(Collected data entries)
#####
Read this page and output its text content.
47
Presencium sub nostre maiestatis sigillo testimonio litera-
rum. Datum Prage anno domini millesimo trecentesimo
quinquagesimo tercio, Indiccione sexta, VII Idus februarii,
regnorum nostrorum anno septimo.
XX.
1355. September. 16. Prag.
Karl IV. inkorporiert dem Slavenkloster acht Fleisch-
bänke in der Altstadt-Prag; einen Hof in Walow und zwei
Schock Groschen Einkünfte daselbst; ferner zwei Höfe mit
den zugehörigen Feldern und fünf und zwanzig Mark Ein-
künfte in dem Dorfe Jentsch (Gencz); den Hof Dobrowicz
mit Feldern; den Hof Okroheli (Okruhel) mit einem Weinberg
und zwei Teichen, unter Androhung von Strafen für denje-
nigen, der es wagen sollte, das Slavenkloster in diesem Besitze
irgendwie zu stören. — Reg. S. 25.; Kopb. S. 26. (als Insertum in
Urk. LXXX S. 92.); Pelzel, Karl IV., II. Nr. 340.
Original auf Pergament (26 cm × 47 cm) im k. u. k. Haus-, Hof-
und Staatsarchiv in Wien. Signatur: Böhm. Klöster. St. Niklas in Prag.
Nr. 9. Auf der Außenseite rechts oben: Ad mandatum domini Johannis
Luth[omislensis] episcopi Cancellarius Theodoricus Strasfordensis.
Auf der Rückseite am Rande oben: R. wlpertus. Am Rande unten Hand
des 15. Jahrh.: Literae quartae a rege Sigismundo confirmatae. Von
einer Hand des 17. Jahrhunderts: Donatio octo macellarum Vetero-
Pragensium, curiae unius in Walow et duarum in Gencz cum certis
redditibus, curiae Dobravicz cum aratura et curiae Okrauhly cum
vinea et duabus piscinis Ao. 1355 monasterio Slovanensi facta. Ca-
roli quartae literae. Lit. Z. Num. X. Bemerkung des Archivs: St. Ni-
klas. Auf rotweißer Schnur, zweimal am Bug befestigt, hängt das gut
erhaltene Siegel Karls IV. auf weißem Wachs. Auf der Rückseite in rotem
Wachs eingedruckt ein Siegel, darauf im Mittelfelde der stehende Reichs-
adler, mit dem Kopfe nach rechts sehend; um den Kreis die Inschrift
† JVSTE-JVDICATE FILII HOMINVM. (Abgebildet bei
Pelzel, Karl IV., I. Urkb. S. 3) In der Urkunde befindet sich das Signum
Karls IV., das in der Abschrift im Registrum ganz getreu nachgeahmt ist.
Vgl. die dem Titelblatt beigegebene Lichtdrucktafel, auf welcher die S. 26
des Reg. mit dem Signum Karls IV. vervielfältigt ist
#####
Pull out each record as written and restate it exactly.

Read this page and output its text content.
47
Presencium sub nostre maiestatis sigillo testimonio litera-
rum. Datum Prage anno domini millesimo trecentesimo
quinquagesimo tercio, Indiccione sexta, VII Idus februarii,
regnorum nostrorum anno septimo.
XX.
1355. September. 16. Prag.
Karl IV. inkorporiert dem Slavenkloster acht Fleisch-
bänke in der Altstadt-Prag; einen Hof in Walow und zwei
Schock Groschen Einkünfte daselbst; ferner zwei Höfe mit
den zugehörigen Feldern und fünf und zwanzig Mark Ein-
künfte in dem Dorfe Jentsch (Gencz); den Hof Dobrowicz
mit Feldern; den Hof Okroheli (Okruhel) mit einem Weinberg
und zwei Teichen, unter Androhung von Strafen für denje-
nigen, der es wagen sollte, das Slavenkloster in diesem Besitze
irgendwie zu stören. — Reg. S. 25.; Kopb. S. 26. (als Insertum in
Urk. LXXX S. 92.); Pelzel, Karl IV., II. Nr. 340.
Original auf Pergament (26 cm × 47 cm) im k. u. k. Haus-, Hof-
und Staatsarchiv in Wien. Signatur: Böhm. Klöster. St. Niklas in Prag.
Nr. 9. Auf der Außenseite rechts oben: Ad mandatum domini Johannis
Luth[omislensis] episcopi Cancellarius Theodoricus Strasfordensis.
Auf der Rückseite am Rande oben: R. wlpertus. Am Rande unten Hand
des 15. Jahrh.: Literae quartae a rege Sigismundo confirmatae. Von
einer Hand des 17. Jahrhunderts: Donatio octo macellarum Vetero-
Pragensium, curiae unius in Walow et duarum in Gencz cum certis
redditibus, curiae Dobravicz cum aratura et curiae Okrauhly cum
vinea et duabus piscinis Ao. 1355 monasterio Slovanensi facta. Ca-
roli quartae literae. Lit. Z. Num. X. Bemerkung des Archivs: St. Ni-
klas. Auf rotweißer Schnur, zweimal am Bug befestigt, hängt das gut
erhaltene Siegel Karls IV. auf weißem Wachs. Auf der Rückseite in rotem
Wachs eingedruckt ein Siegel, darauf im Mittelfelde der stehende Reichs-
adler, mit dem Kopfe nach rechts sehend; um den Kreis die Inschrift
† JVSTE-JVDICATE FILII HOMINVM. (Abgebildet bei
Pelzel, Karl IV., I. Urkb. S. 3) In der Urkunde befindet sich das Signum
Karls IV., das in der Abschrift im Registrum ganz getreu nachgeahmt ist.
Vgl. die dem Titelblatt beigegebene Lichtdrucktafel, auf welcher die S. 26
des Reg. mit dem Signum Karls IV. vervielfältigt ist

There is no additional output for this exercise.